▶

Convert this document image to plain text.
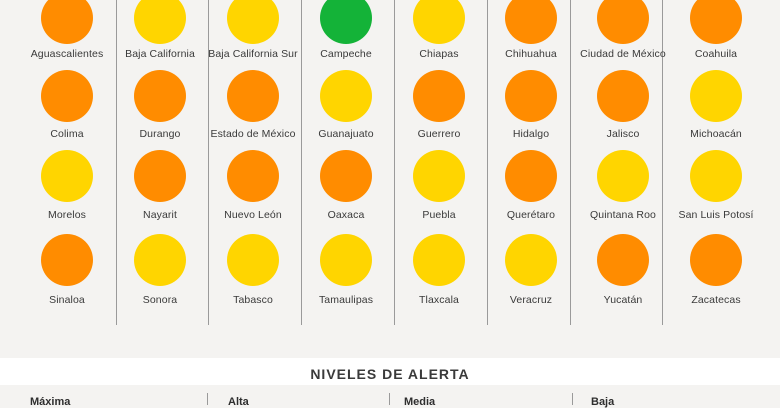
Aguascalientes	Baja California	Baja California Sur	Campeche	Chiapas	Chihuahua	Ciudad de México	Coahuila
Colima	Durango	Estado de México	Guanajuato	Guerrero	Hidalgo	Jalisco	Michoacán
Morelos	Nayarit	Nuevo León	Oaxaca	Puebla	Querétaro	Quintana Roo	San Luis Potosí
Sinaloa	Sonora	Tabasco	Tamaulipas	Tlaxcala	Veracruz	Yucatán	Zacatecas
NIVELES DE ALERTA
Máxima	Alta	Media	Baja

◀

_Brief_
Restate each line of the records exactly; pictures do not belong in the copy.

_Answer for this exercise_
Convert this document image to plain text.
Aguascalientes	Baja California	Baja California Sur	Campeche	Chiapas	Chihuahua	Ciudad de México	Coahuila
Colima	Durango	Estado de México	Guanajuato	Guerrero	Hidalgo	Jalisco	Michoacán
Morelos	Nayarit	Nuevo León	Oaxaca	Puebla	Querétaro	Quintana Roo	San Luis Potosí
Sinaloa	Sonora	Tabasco	Tamaulipas	Tlaxcala	Veracruz	Yucatán	Zacatecas
NIVELES DE ALERTA
Máxima	Alta	Media	Baja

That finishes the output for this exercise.